** Start of THE RECORDS **

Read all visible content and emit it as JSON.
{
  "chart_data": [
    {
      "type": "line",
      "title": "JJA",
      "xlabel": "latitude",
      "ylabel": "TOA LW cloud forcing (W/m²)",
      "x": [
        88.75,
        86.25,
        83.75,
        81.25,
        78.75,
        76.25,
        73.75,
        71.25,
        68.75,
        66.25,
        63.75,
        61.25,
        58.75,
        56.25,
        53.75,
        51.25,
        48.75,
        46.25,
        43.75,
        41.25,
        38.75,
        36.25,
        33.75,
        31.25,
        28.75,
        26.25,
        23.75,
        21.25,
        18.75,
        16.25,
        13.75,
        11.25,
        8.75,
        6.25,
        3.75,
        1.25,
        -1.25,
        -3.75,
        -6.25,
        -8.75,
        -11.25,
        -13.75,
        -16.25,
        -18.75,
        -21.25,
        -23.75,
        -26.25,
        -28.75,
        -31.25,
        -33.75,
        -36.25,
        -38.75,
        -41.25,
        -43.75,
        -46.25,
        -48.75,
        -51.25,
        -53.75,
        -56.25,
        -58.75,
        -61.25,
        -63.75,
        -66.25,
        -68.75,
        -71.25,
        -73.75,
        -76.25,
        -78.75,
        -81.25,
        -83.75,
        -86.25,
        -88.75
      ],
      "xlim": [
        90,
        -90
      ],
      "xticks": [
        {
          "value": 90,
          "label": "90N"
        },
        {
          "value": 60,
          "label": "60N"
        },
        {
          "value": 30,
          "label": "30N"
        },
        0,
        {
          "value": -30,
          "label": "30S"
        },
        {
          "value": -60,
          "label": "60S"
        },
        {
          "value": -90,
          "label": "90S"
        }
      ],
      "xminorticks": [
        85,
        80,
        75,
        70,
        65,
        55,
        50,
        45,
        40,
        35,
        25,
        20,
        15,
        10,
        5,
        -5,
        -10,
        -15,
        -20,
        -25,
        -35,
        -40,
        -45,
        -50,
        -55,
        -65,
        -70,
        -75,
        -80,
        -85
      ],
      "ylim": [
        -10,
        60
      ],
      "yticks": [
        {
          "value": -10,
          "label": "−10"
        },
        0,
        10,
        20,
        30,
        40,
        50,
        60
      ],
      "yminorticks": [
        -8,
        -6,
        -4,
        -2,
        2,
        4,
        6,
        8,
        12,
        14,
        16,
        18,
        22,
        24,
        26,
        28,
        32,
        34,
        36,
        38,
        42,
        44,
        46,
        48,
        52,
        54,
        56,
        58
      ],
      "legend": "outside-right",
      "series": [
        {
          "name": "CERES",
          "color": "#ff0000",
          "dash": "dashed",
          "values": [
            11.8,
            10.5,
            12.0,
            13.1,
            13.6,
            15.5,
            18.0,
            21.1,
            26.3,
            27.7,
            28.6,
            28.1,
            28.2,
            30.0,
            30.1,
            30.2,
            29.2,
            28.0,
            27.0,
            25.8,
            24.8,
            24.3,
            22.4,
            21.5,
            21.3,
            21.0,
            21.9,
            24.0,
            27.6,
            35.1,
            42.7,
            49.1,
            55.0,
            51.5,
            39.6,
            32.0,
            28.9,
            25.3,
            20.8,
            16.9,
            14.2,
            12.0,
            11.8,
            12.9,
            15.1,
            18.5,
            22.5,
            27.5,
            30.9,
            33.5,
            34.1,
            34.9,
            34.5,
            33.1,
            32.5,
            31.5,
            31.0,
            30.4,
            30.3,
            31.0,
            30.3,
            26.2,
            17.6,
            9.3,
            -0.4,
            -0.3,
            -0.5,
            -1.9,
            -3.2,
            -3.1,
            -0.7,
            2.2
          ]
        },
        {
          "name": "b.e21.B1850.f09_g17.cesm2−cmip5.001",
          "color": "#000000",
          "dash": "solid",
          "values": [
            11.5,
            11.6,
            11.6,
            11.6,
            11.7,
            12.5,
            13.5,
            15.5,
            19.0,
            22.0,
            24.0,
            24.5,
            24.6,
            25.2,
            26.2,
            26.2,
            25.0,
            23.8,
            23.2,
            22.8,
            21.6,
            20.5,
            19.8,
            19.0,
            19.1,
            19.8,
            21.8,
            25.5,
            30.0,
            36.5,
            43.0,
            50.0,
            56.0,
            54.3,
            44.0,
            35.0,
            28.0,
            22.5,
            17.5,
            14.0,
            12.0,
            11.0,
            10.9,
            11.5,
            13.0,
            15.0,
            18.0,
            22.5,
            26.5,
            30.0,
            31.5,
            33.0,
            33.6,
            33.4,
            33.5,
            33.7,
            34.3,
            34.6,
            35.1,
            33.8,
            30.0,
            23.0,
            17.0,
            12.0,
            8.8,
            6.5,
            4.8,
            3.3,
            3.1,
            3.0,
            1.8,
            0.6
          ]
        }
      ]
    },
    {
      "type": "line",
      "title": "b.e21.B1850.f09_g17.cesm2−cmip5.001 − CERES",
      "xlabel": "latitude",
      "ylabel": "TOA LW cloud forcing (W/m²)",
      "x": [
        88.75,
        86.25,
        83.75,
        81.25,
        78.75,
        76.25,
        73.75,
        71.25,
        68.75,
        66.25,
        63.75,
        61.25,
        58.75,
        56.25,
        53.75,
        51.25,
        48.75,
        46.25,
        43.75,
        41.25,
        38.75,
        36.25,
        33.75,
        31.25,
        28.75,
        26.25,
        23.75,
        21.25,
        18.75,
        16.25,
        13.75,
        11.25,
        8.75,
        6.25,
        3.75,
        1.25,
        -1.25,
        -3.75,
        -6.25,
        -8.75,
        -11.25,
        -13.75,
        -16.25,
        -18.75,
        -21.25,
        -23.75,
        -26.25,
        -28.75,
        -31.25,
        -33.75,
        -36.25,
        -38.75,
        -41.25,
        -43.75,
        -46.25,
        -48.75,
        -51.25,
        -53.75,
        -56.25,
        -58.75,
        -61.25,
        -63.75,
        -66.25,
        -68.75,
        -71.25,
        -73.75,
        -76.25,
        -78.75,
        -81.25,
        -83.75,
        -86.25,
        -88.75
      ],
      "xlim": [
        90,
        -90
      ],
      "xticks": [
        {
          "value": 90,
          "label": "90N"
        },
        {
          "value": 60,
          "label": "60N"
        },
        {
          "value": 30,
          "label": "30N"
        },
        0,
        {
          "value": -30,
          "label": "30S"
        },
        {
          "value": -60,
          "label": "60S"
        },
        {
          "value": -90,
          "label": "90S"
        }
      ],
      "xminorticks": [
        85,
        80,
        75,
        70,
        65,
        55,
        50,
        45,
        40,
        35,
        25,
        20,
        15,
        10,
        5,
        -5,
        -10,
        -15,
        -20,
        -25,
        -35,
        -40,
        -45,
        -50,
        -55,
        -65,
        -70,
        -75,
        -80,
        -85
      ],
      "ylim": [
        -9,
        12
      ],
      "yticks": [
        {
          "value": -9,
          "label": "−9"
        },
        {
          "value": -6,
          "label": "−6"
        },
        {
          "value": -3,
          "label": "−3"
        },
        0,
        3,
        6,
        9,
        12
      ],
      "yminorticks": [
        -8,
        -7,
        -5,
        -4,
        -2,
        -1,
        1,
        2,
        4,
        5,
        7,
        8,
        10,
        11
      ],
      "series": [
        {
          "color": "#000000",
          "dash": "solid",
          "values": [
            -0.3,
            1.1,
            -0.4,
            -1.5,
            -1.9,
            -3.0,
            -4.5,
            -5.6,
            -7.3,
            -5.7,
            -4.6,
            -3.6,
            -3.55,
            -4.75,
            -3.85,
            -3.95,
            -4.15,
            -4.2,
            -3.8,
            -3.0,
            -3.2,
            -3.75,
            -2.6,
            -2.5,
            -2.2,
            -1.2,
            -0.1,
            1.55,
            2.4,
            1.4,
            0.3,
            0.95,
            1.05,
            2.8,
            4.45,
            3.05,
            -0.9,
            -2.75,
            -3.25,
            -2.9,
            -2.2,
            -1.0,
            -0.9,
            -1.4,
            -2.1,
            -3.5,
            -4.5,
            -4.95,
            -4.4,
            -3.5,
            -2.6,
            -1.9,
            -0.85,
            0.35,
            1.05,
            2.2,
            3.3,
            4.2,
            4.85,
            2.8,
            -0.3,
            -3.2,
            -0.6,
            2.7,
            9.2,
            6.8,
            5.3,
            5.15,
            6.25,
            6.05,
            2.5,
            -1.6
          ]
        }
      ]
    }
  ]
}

** End of THE RECORDS **

| WORK TO DO |
Scan the material line by line and report each one that contains "title".

| WRITTEN ANSWER |
      "title": "JJA",
      "title": "b.e21.B1850.f09_g17.cesm2−cmip5.001 − CERES",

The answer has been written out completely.